▶ [Dataset items]

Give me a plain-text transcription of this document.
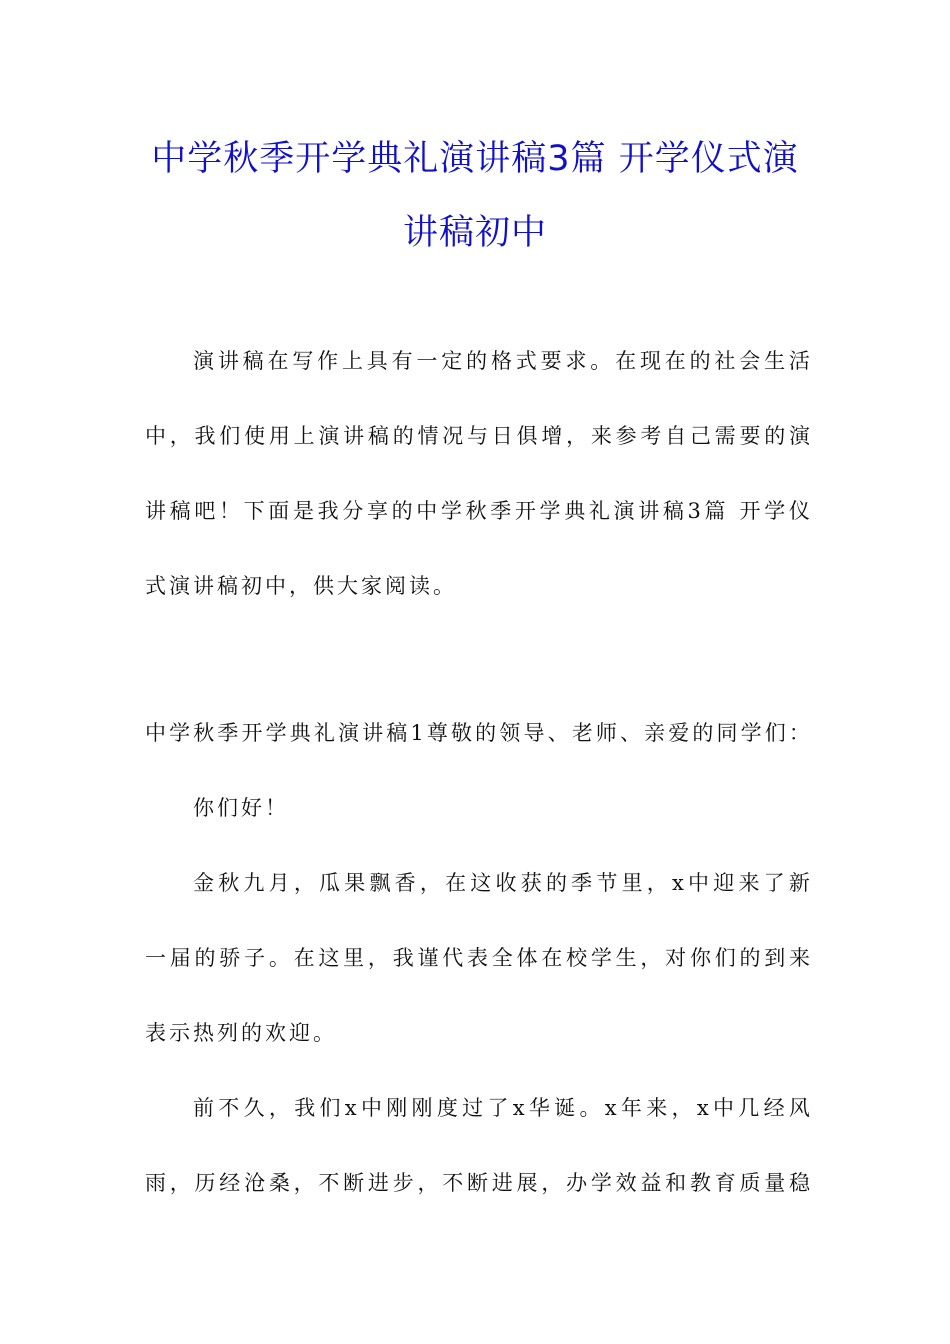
中学秋季开学典礼演讲稿3篇 开学仪式演
讲稿初中
演讲稿在写作上具有一定的格式要求。在现在的社会生活
中，我们使用上演讲稿的情况与日俱增，来参考自己需要的演
讲稿吧！下面是我分享的中学秋季开学典礼演讲稿3篇 开学仪
式演讲稿初中，供大家阅读。
中学秋季开学典礼演讲稿1尊敬的领导、老师、亲爱的同学们：
你们好！
金秋九月，瓜果飘香，在这收获的季节里，x中迎来了新
一届的骄子。在这里，我谨代表全体在校学生，对你们的到来
表示热列的欢迎。
前不久，我们x中刚刚度过了x华诞。x年来，x中几经风
雨，历经沧桑，不断进步，不断进展，办学效益和教育质量稳
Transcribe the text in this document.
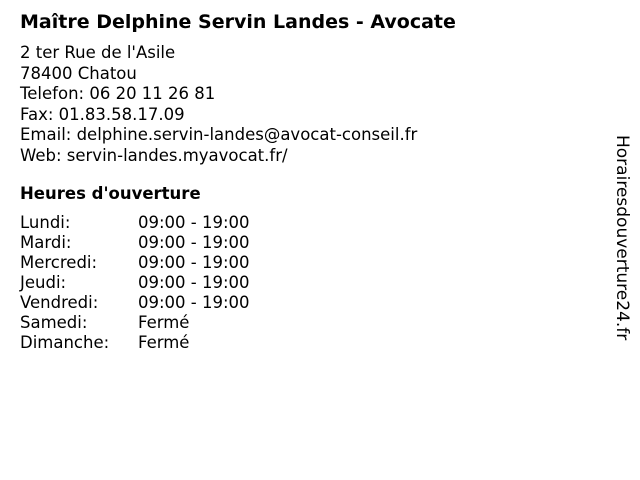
Maître Delphine Servin Landes - Avocate
2 ter Rue de l'Asile
78400 Chatou
Telefon: 06 20 11 26 81
Fax: 01.83.58.17.09
Email: delphine.servin-landes@avocat-conseil.fr
Web: servin-landes.myavocat.fr/
Heures d'ouverture
Lundi:	09:00 - 19:00
Mardi:	09:00 - 19:00
Mercredi:	09:00 - 19:00
Jeudi:	09:00 - 19:00
Vendredi:	09:00 - 19:00
Samedi:	Fermé
Dimanche:	Fermé
Horairesdouverture24.fr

▶ [Aim] Retype each entry precisely. Skip images entirely.

▶ [Answer for the task]
Give me a plain-text transcription of this document.
中学秋季开学典礼演讲稿3篇 开学仪式演
讲稿初中
演讲稿在写作上具有一定的格式要求。在现在的社会生活
中，我们使用上演讲稿的情况与日俱增，来参考自己需要的演
讲稿吧！下面是我分享的中学秋季开学典礼演讲稿3篇 开学仪
式演讲稿初中，供大家阅读。
中学秋季开学典礼演讲稿1尊敬的领导、老师、亲爱的同学们：
你们好！
金秋九月，瓜果飘香，在这收获的季节里，x中迎来了新
一届的骄子。在这里，我谨代表全体在校学生，对你们的到来
表示热列的欢迎。
前不久，我们x中刚刚度过了x华诞。x年来，x中几经风
雨，历经沧桑，不断进步，不断进展，办学效益和教育质量稳
Transcribe the text in this document.
Maître Delphine Servin Landes - Avocate
2 ter Rue de l'Asile
78400 Chatou
Telefon: 06 20 11 26 81
Fax: 01.83.58.17.09
Email: delphine.servin-landes@avocat-conseil.fr
Web: servin-landes.myavocat.fr/
Heures d'ouverture
Lundi:	09:00 - 19:00
Mardi:	09:00 - 19:00
Mercredi:	09:00 - 19:00
Jeudi:	09:00 - 19:00
Vendredi:	09:00 - 19:00
Samedi:	Fermé
Dimanche:	Fermé
Horairesdouverture24.fr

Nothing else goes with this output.